# GOAL:
Write out each of the items below line for line, keeping every character as it stands.
*** DATA SHOWN
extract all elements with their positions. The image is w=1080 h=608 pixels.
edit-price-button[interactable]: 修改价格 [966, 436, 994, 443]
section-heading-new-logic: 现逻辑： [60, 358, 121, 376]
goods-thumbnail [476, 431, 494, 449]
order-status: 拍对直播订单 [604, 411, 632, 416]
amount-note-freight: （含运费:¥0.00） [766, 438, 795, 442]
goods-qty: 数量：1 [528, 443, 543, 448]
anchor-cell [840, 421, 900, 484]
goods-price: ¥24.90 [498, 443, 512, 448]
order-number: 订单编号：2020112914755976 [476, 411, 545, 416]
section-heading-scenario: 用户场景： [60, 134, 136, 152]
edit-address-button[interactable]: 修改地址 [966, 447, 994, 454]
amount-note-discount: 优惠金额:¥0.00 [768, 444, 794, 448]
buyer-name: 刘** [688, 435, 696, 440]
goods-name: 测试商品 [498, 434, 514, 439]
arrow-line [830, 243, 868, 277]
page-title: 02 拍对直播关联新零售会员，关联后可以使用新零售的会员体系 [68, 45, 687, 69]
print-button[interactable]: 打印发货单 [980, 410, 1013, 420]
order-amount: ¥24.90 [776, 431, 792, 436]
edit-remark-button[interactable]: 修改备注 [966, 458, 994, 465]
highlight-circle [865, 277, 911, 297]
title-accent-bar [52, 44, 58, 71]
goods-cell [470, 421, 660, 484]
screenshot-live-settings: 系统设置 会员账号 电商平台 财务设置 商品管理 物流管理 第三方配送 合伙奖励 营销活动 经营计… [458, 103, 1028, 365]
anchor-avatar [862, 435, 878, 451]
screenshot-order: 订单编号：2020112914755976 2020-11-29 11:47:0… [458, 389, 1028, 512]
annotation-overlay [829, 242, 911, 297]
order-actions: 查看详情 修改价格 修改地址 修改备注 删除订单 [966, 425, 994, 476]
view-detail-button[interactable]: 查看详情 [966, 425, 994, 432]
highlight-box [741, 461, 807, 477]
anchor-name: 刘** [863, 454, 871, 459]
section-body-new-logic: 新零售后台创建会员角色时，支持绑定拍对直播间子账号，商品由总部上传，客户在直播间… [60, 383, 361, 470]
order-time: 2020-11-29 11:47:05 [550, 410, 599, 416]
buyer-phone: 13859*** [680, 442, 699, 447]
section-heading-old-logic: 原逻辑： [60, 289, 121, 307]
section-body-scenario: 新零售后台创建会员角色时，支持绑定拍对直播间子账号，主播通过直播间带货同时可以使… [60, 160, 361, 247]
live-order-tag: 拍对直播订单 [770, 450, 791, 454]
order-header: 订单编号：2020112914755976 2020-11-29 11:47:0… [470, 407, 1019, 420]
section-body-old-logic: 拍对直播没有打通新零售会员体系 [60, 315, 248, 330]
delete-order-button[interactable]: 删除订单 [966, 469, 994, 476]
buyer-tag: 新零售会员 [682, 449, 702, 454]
******
# TASK RESULT:
extract all elements with their positions. The image is w=1080 h=608 pixels.
edit-price-button[interactable]: 修改价格 [966, 436, 994, 443]
section-heading-new-logic: 现逻辑： [60, 358, 121, 376]
goods-thumbnail [476, 431, 494, 449]
order-status: 拍对直播订单 [604, 411, 632, 416]
amount-note-freight: （含运费:¥0.00） [766, 438, 795, 442]
goods-qty: 数量：1 [528, 443, 543, 448]
anchor-cell [840, 421, 900, 484]
goods-price: ¥24.90 [498, 443, 512, 448]
order-number: 订单编号：2020112914755976 [476, 411, 545, 416]
section-heading-scenario: 用户场景： [60, 134, 136, 152]
edit-address-button[interactable]: 修改地址 [966, 447, 994, 454]
amount-note-discount: 优惠金额:¥0.00 [768, 444, 794, 448]
buyer-name: 刘** [688, 435, 696, 440]
goods-name: 测试商品 [498, 434, 514, 439]
arrow-line [830, 243, 868, 277]
page-title: 02 拍对直播关联新零售会员，关联后可以使用新零售的会员体系 [68, 45, 687, 69]
print-button[interactable]: 打印发货单 [980, 410, 1013, 420]
order-amount: ¥24.90 [776, 431, 792, 436]
edit-remark-button[interactable]: 修改备注 [966, 458, 994, 465]
highlight-circle [865, 277, 911, 297]
title-accent-bar [52, 44, 58, 71]
goods-cell [470, 421, 660, 484]
screenshot-live-settings: 系统设置 会员账号 电商平台 财务设置 商品管理 物流管理 第三方配送 合伙奖励 营销活动 经营计… [458, 103, 1028, 365]
anchor-avatar [862, 435, 878, 451]
screenshot-order: 订单编号：2020112914755976 2020-11-29 11:47:0… [458, 389, 1028, 512]
annotation-overlay [829, 242, 911, 297]
order-actions: 查看详情 修改价格 修改地址 修改备注 删除订单 [966, 425, 994, 476]
view-detail-button[interactable]: 查看详情 [966, 425, 994, 432]
highlight-box [741, 461, 807, 477]
anchor-name: 刘** [863, 454, 871, 459]
section-body-new-logic: 新零售后台创建会员角色时，支持绑定拍对直播间子账号，商品由总部上传，客户在直播间… [60, 383, 361, 470]
order-time: 2020-11-29 11:47:05 [550, 410, 599, 416]
buyer-phone: 13859*** [680, 442, 699, 447]
section-heading-old-logic: 原逻辑： [60, 289, 121, 307]
section-body-scenario: 新零售后台创建会员角色时，支持绑定拍对直播间子账号，主播通过直播间带货同时可以使… [60, 160, 361, 247]
live-order-tag: 拍对直播订单 [770, 450, 791, 454]
order-header: 订单编号：2020112914755976 2020-11-29 11:47:0… [470, 407, 1019, 420]
section-body-old-logic: 拍对直播没有打通新零售会员体系 [60, 315, 248, 330]
delete-order-button[interactable]: 删除订单 [966, 469, 994, 476]
buyer-tag: 新零售会员 [682, 449, 702, 454]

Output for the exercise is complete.